__Source material__:
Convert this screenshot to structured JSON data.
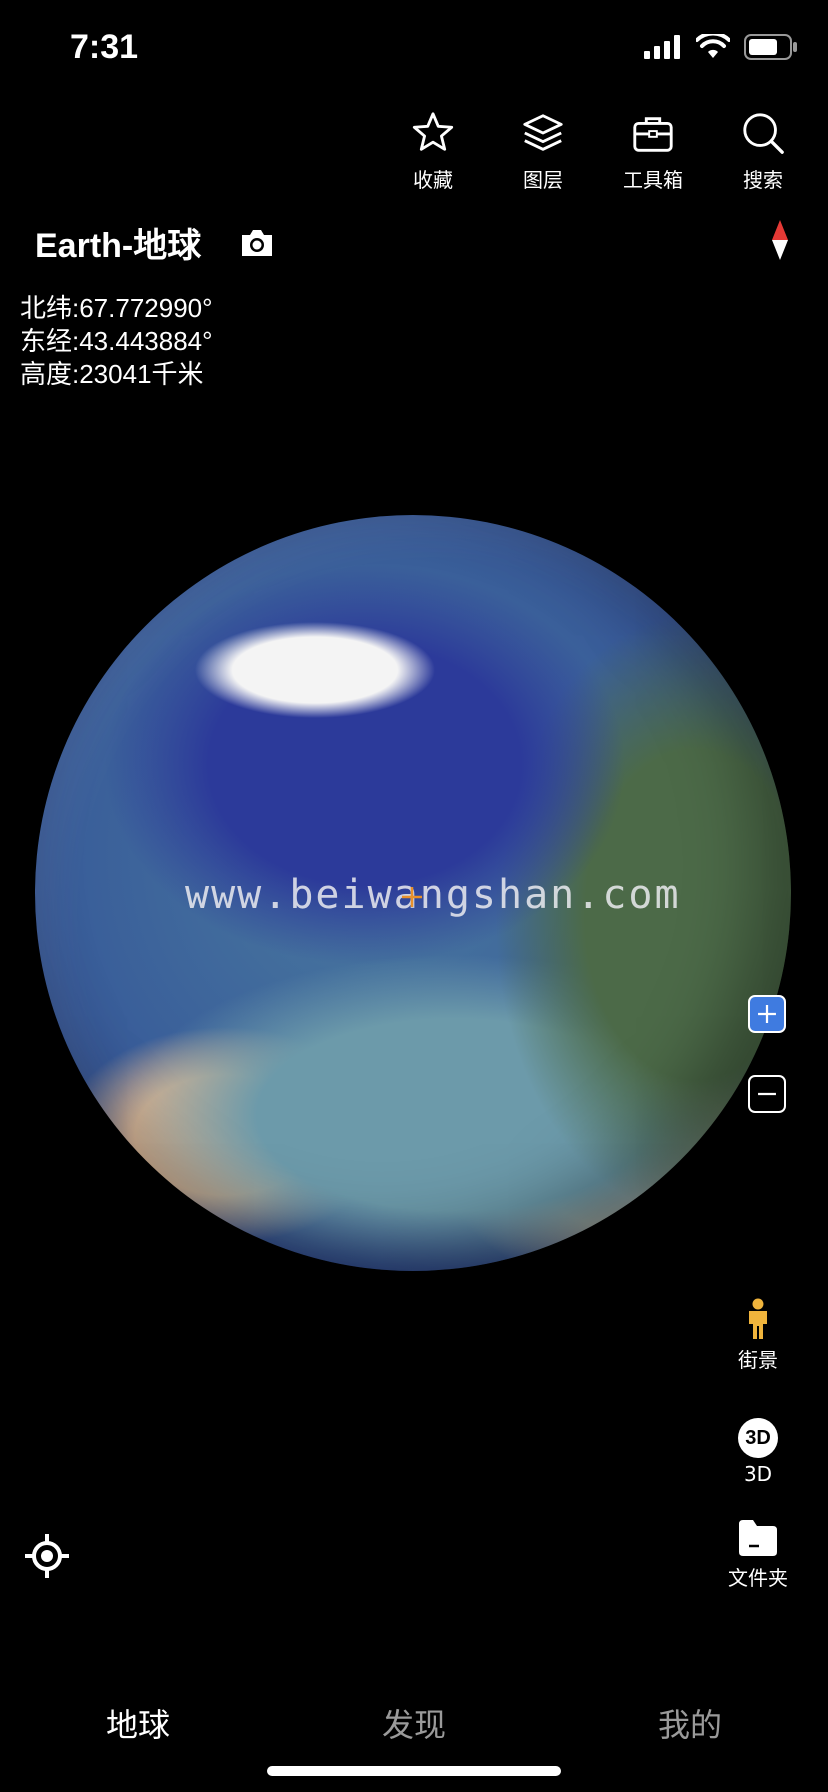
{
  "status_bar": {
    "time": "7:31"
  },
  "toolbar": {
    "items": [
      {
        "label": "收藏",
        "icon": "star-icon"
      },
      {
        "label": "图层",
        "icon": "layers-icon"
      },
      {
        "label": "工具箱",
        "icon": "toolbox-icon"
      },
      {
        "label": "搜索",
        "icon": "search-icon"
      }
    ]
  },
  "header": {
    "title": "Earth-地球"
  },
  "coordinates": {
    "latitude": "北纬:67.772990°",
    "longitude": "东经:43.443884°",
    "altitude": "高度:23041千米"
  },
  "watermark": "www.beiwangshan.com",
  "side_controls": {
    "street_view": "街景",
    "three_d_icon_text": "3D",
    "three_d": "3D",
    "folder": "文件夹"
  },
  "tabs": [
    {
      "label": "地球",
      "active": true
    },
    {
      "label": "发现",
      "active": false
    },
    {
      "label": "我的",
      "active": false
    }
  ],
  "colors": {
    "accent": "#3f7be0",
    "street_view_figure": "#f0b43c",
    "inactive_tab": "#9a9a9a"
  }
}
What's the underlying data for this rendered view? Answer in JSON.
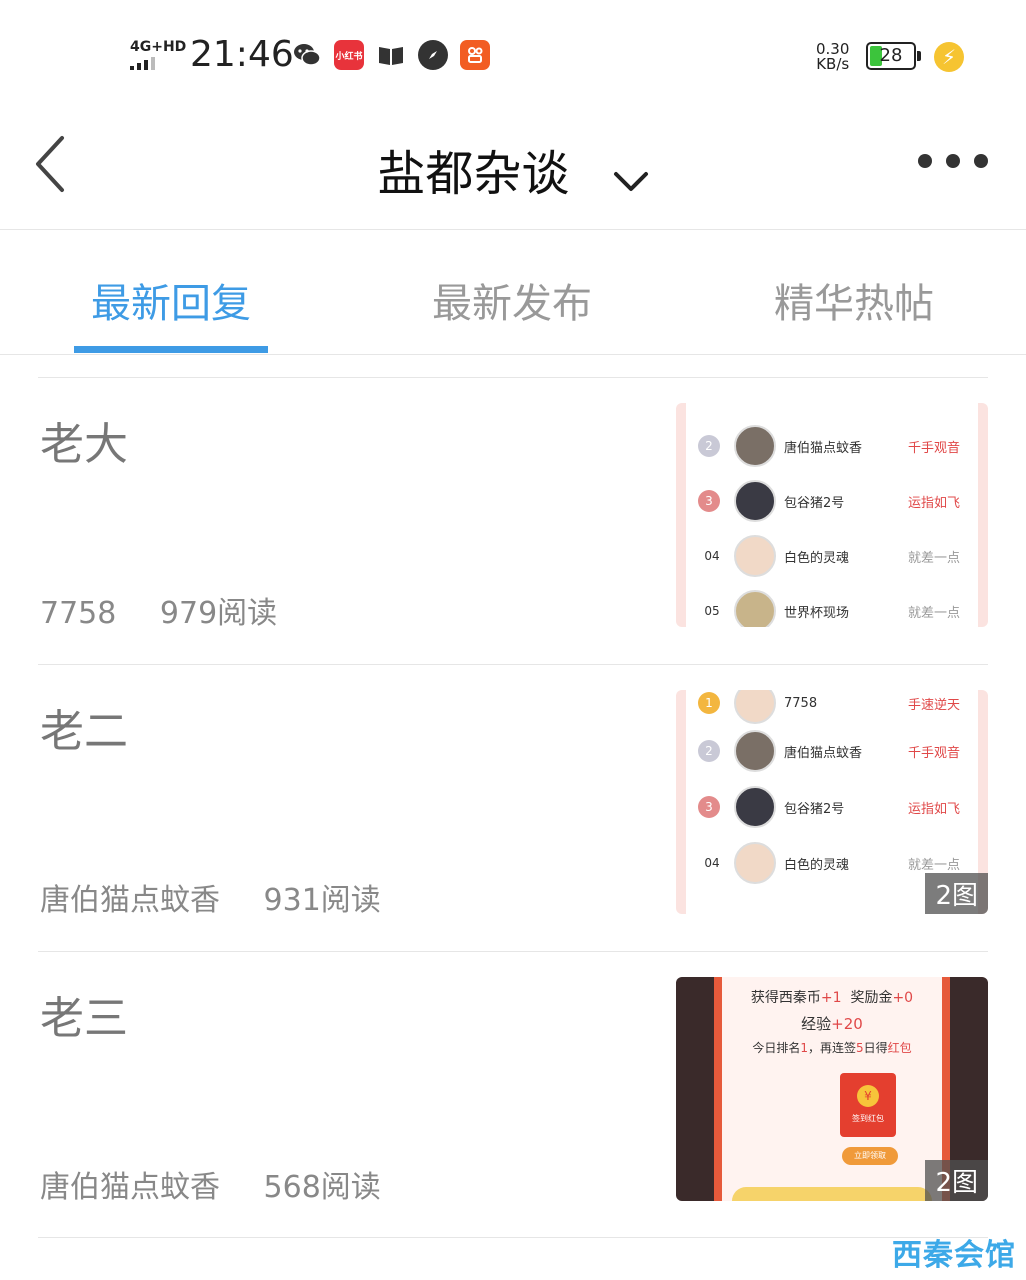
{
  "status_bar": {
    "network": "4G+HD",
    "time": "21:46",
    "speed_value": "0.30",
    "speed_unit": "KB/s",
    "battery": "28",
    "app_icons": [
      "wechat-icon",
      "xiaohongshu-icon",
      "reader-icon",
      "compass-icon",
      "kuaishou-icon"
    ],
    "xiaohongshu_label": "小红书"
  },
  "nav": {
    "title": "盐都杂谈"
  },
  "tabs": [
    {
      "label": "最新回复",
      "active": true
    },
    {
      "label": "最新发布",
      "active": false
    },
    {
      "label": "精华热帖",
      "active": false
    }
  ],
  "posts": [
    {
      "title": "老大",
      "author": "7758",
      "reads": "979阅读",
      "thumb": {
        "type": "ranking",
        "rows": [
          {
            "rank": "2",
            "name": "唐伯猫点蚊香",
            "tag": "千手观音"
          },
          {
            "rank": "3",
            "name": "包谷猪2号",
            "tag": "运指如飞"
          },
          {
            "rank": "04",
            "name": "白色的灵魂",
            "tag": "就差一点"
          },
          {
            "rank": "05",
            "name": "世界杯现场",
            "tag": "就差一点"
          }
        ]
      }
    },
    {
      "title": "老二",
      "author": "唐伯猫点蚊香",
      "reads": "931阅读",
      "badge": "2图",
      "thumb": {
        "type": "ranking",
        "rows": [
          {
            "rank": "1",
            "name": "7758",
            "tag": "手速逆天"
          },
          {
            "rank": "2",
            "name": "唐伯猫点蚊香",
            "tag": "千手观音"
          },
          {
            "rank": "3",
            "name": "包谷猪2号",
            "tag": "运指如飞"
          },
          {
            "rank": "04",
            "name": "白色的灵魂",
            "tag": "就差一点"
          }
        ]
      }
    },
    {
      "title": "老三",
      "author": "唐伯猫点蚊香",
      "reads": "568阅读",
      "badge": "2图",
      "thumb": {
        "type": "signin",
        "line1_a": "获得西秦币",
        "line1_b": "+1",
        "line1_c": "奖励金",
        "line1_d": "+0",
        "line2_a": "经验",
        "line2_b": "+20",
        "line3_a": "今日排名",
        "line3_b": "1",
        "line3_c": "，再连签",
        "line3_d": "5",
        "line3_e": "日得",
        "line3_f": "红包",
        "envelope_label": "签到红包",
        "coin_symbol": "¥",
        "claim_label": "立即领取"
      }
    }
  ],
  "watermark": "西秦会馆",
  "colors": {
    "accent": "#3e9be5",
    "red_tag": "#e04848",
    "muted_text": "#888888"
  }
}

__What is expected__:
Drop the pictures and reproduce the rest of the entries above exactly.

__Written response__:
Convert this screenshot to structured JSON data.
{
  "status_bar": {
    "time": "7:31"
  },
  "toolbar": {
    "items": [
      {
        "label": "收藏",
        "icon": "star-icon"
      },
      {
        "label": "图层",
        "icon": "layers-icon"
      },
      {
        "label": "工具箱",
        "icon": "toolbox-icon"
      },
      {
        "label": "搜索",
        "icon": "search-icon"
      }
    ]
  },
  "header": {
    "title": "Earth-地球"
  },
  "coordinates": {
    "latitude": "北纬:67.772990°",
    "longitude": "东经:43.443884°",
    "altitude": "高度:23041千米"
  },
  "watermark": "www.beiwangshan.com",
  "side_controls": {
    "street_view": "街景",
    "three_d_icon_text": "3D",
    "three_d": "3D",
    "folder": "文件夹"
  },
  "tabs": [
    {
      "label": "地球",
      "active": true
    },
    {
      "label": "发现",
      "active": false
    },
    {
      "label": "我的",
      "active": false
    }
  ],
  "colors": {
    "accent": "#3f7be0",
    "street_view_figure": "#f0b43c",
    "inactive_tab": "#9a9a9a"
  }
}
What's the underlying data for this rendered view? Answer in JSON.
{
  "status_bar": {
    "network": "4G+HD",
    "time": "21:46",
    "speed_value": "0.30",
    "speed_unit": "KB/s",
    "battery": "28",
    "app_icons": [
      "wechat-icon",
      "xiaohongshu-icon",
      "reader-icon",
      "compass-icon",
      "kuaishou-icon"
    ],
    "xiaohongshu_label": "小红书"
  },
  "nav": {
    "title": "盐都杂谈"
  },
  "tabs": [
    {
      "label": "最新回复",
      "active": true
    },
    {
      "label": "最新发布",
      "active": false
    },
    {
      "label": "精华热帖",
      "active": false
    }
  ],
  "posts": [
    {
      "title": "老大",
      "author": "7758",
      "reads": "979阅读",
      "thumb": {
        "type": "ranking",
        "rows": [
          {
            "rank": "2",
            "name": "唐伯猫点蚊香",
            "tag": "千手观音"
          },
          {
            "rank": "3",
            "name": "包谷猪2号",
            "tag": "运指如飞"
          },
          {
            "rank": "04",
            "name": "白色的灵魂",
            "tag": "就差一点"
          },
          {
            "rank": "05",
            "name": "世界杯现场",
            "tag": "就差一点"
          }
        ]
      }
    },
    {
      "title": "老二",
      "author": "唐伯猫点蚊香",
      "reads": "931阅读",
      "badge": "2图",
      "thumb": {
        "type": "ranking",
        "rows": [
          {
            "rank": "1",
            "name": "7758",
            "tag": "手速逆天"
          },
          {
            "rank": "2",
            "name": "唐伯猫点蚊香",
            "tag": "千手观音"
          },
          {
            "rank": "3",
            "name": "包谷猪2号",
            "tag": "运指如飞"
          },
          {
            "rank": "04",
            "name": "白色的灵魂",
            "tag": "就差一点"
          }
        ]
      }
    },
    {
      "title": "老三",
      "author": "唐伯猫点蚊香",
      "reads": "568阅读",
      "badge": "2图",
      "thumb": {
        "type": "signin",
        "line1_a": "获得西秦币",
        "line1_b": "+1",
        "line1_c": "奖励金",
        "line1_d": "+0",
        "line2_a": "经验",
        "line2_b": "+20",
        "line3_a": "今日排名",
        "line3_b": "1",
        "line3_c": "，再连签",
        "line3_d": "5",
        "line3_e": "日得",
        "line3_f": "红包",
        "envelope_label": "签到红包",
        "coin_symbol": "¥",
        "claim_label": "立即领取"
      }
    }
  ],
  "watermark": "西秦会馆",
  "colors": {
    "accent": "#3e9be5",
    "red_tag": "#e04848",
    "muted_text": "#888888"
  }
}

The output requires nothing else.